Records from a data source

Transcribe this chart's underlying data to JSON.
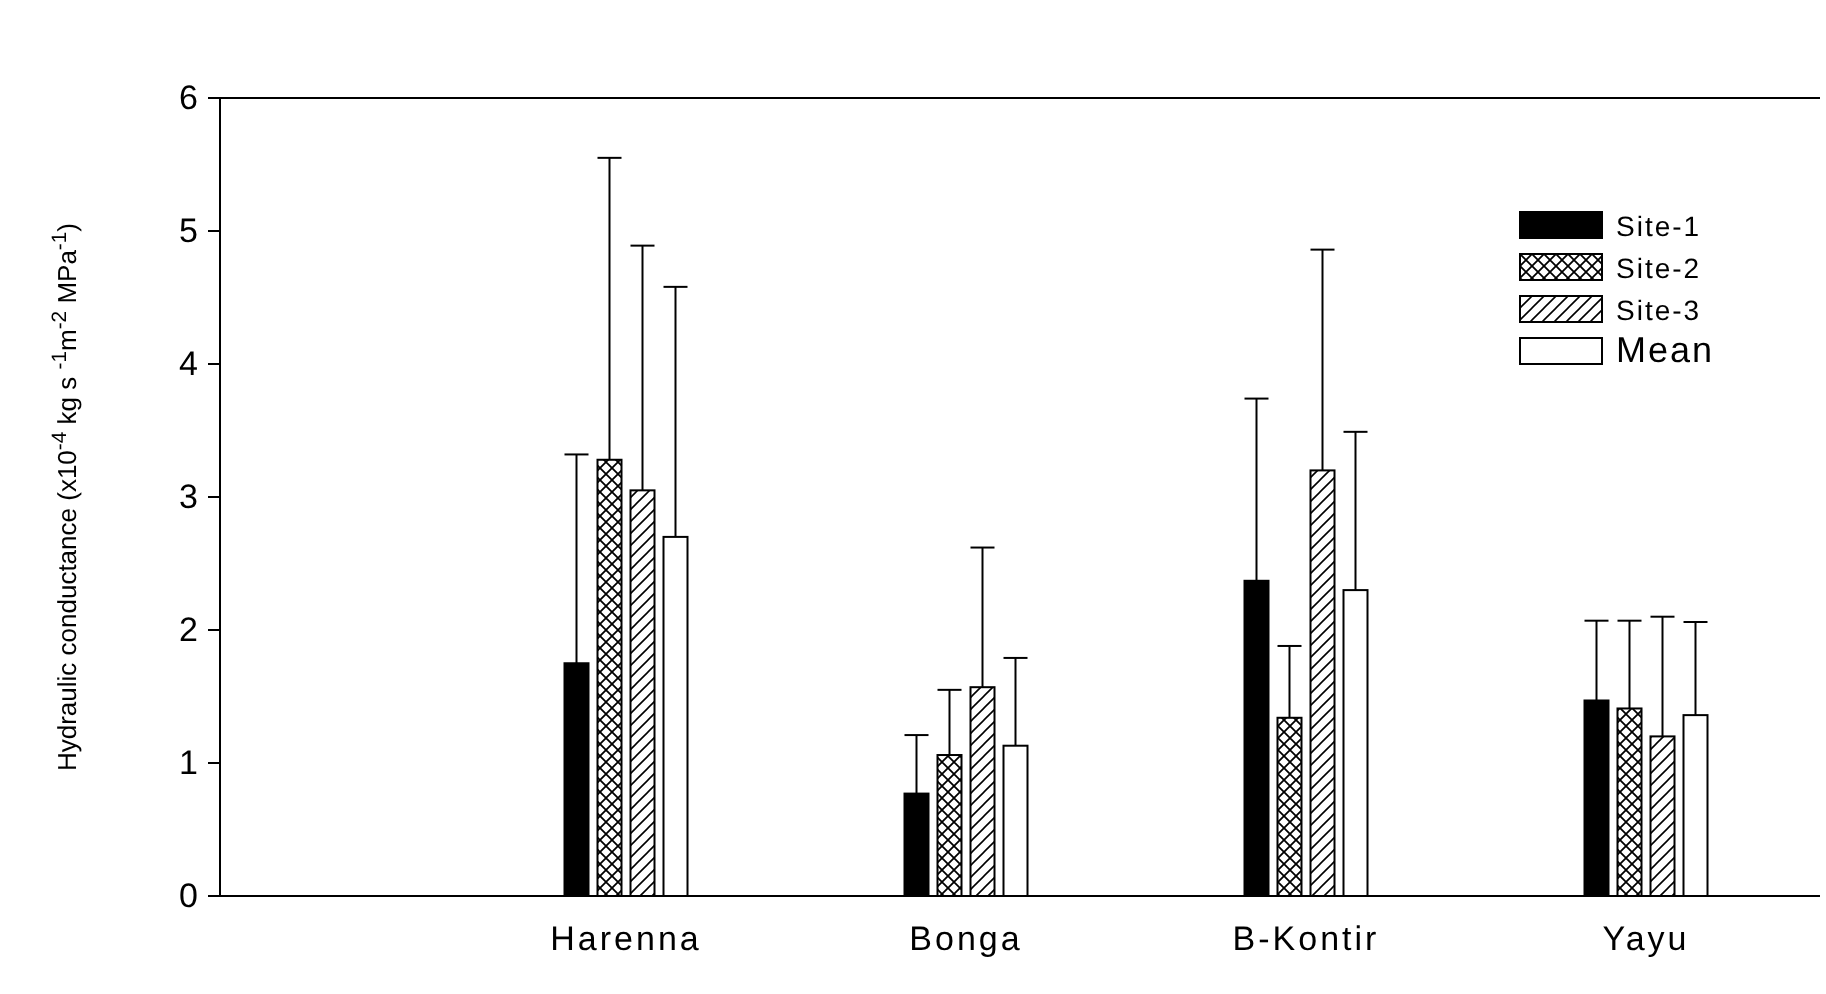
{
  "chart_data": {
    "type": "bar",
    "ylabel": "Hydraulic conductance (x10$^{-4}$ kg s $^{-1}$m$^{-2}$ MPa$^{-1}$)",
    "categories": [
      "Harenna",
      "Bonga",
      "B-Kontir",
      "Yayu"
    ],
    "ylim": [
      0,
      6
    ],
    "yticks": [
      0,
      1,
      2,
      3,
      4,
      5,
      6
    ],
    "legend": "top right",
    "grid": false,
    "series": [
      {
        "name": "Site-1",
        "color": "#000000",
        "values": [
          1.75,
          0.77,
          2.37,
          1.47
        ],
        "errors": [
          [
            1.75,
            3.32
          ],
          [
            0.77,
            1.21
          ],
          [
            2.37,
            3.74
          ],
          [
            1.47,
            2.07
          ]
        ]
      },
      {
        "name": "Site-2",
        "color": "#000000",
        "values": [
          3.28,
          1.06,
          1.34,
          1.41
        ],
        "errors": [
          [
            3.28,
            5.55
          ],
          [
            1.06,
            1.55
          ],
          [
            1.34,
            1.88
          ],
          [
            1.41,
            2.07
          ]
        ]
      },
      {
        "name": "Site-3",
        "color": "#000000",
        "values": [
          3.05,
          1.57,
          3.2,
          1.2
        ],
        "errors": [
          [
            3.05,
            4.89
          ],
          [
            1.57,
            2.62
          ],
          [
            3.2,
            4.86
          ],
          [
            1.2,
            2.1
          ]
        ]
      },
      {
        "name": "Mean",
        "color": "#ffffff",
        "values": [
          2.7,
          1.13,
          2.3,
          1.36
        ],
        "errors": [
          [
            2.7,
            4.58
          ],
          [
            1.13,
            1.79
          ],
          [
            2.3,
            3.49
          ],
          [
            1.36,
            2.06
          ]
        ]
      }
    ]
  }
}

[THE REQUEST]:
The listing above needs to be output again exactly. Don't include the pictures.

[FULL OUTPUT]:
Transcribe this chart's underlying data to JSON.
{
  "chart_data": {
    "type": "bar",
    "ylabel": "Hydraulic conductance (x10$^{-4}$ kg s $^{-1}$m$^{-2}$ MPa$^{-1}$)",
    "categories": [
      "Harenna",
      "Bonga",
      "B-Kontir",
      "Yayu"
    ],
    "ylim": [
      0,
      6
    ],
    "yticks": [
      0,
      1,
      2,
      3,
      4,
      5,
      6
    ],
    "legend": "top right",
    "grid": false,
    "series": [
      {
        "name": "Site-1",
        "color": "#000000",
        "values": [
          1.75,
          0.77,
          2.37,
          1.47
        ],
        "errors": [
          [
            1.75,
            3.32
          ],
          [
            0.77,
            1.21
          ],
          [
            2.37,
            3.74
          ],
          [
            1.47,
            2.07
          ]
        ]
      },
      {
        "name": "Site-2",
        "color": "#000000",
        "values": [
          3.28,
          1.06,
          1.34,
          1.41
        ],
        "errors": [
          [
            3.28,
            5.55
          ],
          [
            1.06,
            1.55
          ],
          [
            1.34,
            1.88
          ],
          [
            1.41,
            2.07
          ]
        ]
      },
      {
        "name": "Site-3",
        "color": "#000000",
        "values": [
          3.05,
          1.57,
          3.2,
          1.2
        ],
        "errors": [
          [
            3.05,
            4.89
          ],
          [
            1.57,
            2.62
          ],
          [
            3.2,
            4.86
          ],
          [
            1.2,
            2.1
          ]
        ]
      },
      {
        "name": "Mean",
        "color": "#ffffff",
        "values": [
          2.7,
          1.13,
          2.3,
          1.36
        ],
        "errors": [
          [
            2.7,
            4.58
          ],
          [
            1.13,
            1.79
          ],
          [
            2.3,
            3.49
          ],
          [
            1.36,
            2.06
          ]
        ]
      }
    ]
  }
}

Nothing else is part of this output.